Exercise directions
From the entries below, please gather each line containing the string "lemon".

==== Data listing

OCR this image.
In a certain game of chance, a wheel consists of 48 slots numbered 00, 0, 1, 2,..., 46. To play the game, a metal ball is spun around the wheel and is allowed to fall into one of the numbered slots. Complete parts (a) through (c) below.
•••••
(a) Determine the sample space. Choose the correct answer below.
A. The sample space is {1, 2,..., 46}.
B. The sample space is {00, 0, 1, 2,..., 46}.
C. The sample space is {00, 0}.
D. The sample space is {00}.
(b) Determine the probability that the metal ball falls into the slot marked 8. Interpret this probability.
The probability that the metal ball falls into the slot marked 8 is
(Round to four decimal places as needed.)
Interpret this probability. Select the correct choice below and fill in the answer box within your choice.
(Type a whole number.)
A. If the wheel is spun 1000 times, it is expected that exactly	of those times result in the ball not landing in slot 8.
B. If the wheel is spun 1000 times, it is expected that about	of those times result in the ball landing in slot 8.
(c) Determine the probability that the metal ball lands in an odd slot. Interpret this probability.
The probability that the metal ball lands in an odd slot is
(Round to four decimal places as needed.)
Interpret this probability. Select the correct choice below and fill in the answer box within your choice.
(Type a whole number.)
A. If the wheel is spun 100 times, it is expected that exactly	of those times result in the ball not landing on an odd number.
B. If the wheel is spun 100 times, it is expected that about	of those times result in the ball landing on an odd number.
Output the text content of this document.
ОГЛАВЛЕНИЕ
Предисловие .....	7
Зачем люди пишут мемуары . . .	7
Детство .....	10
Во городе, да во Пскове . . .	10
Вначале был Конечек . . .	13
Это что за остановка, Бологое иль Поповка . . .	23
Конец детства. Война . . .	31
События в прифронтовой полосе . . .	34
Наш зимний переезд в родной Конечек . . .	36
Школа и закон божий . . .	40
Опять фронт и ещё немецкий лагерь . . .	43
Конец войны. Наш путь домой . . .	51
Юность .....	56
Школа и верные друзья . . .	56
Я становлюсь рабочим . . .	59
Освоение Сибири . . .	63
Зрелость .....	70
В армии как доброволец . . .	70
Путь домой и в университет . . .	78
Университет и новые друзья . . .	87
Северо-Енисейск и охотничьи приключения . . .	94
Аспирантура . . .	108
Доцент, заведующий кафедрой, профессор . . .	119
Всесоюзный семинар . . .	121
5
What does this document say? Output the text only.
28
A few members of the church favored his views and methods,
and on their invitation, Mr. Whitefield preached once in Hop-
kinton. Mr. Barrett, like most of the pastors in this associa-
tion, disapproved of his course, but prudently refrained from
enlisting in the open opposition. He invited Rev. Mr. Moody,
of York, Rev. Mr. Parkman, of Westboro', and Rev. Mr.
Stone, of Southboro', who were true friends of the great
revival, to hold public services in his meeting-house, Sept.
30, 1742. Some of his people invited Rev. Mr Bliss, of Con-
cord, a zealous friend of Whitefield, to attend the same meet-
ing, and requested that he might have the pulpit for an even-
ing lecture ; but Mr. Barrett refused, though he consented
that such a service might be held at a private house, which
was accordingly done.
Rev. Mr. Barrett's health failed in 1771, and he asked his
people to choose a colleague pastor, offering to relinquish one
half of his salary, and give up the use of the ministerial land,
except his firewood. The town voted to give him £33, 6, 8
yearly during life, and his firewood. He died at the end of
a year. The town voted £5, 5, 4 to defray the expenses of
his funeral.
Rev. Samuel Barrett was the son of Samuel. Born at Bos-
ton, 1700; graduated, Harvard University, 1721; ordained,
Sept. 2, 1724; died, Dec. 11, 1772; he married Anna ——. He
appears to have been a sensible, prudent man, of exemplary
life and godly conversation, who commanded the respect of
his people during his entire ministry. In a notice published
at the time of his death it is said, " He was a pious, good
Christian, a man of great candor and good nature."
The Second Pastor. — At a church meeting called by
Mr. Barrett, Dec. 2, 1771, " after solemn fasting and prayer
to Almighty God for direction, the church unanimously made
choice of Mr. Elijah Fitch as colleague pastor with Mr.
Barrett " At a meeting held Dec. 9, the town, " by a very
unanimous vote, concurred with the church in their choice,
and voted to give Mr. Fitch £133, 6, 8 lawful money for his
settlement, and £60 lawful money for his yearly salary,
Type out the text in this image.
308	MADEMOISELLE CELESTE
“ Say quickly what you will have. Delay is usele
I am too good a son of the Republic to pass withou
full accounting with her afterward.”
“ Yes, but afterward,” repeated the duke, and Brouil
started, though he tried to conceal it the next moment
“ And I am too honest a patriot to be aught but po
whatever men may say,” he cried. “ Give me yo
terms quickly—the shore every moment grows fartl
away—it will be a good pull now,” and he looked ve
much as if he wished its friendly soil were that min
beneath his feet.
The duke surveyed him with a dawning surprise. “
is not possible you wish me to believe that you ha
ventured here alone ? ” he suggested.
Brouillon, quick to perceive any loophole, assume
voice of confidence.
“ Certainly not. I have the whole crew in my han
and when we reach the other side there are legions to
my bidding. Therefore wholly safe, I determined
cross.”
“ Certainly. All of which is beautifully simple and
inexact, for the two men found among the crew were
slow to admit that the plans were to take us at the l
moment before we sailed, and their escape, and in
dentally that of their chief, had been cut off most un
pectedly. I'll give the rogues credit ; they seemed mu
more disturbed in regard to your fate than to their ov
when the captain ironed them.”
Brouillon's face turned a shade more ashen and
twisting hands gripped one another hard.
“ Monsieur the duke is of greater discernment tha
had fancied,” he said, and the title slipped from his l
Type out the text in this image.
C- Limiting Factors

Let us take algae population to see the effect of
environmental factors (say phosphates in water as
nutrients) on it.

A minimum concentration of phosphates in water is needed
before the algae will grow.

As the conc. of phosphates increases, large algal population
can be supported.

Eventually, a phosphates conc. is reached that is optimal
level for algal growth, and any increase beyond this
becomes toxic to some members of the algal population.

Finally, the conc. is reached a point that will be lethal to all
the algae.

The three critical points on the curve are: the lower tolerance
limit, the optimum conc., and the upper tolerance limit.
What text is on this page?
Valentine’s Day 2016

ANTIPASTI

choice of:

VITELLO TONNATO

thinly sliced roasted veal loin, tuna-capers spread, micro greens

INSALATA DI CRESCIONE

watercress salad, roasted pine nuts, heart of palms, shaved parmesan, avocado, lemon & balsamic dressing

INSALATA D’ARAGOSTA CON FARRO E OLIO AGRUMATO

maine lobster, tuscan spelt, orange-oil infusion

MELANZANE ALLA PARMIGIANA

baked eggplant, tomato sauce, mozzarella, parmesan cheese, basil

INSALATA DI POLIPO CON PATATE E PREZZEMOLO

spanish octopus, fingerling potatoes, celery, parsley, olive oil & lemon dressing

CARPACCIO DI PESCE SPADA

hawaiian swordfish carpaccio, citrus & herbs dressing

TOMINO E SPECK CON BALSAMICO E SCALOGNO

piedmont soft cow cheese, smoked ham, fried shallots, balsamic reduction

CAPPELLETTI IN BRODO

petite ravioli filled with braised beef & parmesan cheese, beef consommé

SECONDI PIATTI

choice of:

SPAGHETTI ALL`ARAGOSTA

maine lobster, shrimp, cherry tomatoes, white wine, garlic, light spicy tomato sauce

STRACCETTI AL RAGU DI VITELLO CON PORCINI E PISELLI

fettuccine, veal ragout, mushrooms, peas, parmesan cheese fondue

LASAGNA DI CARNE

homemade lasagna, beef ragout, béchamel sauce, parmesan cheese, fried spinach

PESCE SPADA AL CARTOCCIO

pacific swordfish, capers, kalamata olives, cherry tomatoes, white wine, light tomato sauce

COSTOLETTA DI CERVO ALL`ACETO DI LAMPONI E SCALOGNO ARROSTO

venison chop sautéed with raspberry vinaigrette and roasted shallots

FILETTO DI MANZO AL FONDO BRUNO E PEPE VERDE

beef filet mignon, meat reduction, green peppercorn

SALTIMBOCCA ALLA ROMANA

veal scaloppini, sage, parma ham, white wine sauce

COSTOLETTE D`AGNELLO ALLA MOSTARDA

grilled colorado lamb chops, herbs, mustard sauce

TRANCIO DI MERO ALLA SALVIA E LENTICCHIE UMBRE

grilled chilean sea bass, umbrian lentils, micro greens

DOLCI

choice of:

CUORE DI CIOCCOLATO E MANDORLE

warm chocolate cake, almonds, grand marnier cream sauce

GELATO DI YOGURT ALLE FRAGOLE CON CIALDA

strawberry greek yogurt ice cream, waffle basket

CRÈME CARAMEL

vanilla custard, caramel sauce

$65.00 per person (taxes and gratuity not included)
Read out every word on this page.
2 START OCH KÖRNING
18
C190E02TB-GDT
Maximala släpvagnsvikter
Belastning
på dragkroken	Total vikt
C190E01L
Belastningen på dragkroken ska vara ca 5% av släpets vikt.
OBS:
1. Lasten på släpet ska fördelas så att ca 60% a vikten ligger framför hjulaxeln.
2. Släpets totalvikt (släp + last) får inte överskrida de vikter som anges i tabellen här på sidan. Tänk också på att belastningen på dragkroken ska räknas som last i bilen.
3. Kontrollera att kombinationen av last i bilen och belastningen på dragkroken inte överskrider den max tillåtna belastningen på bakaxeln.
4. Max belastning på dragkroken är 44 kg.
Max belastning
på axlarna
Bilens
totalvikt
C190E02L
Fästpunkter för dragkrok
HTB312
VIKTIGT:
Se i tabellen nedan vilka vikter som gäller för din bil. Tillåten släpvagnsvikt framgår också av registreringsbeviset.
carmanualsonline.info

========

Correct response
watercress salad, roasted pine nuts, heart of palms, shaved parmesan, avocado, lemon & balsamic dressing
spanish octopus, fingerling potatoes, celery, parsley, olive oil & lemon dressing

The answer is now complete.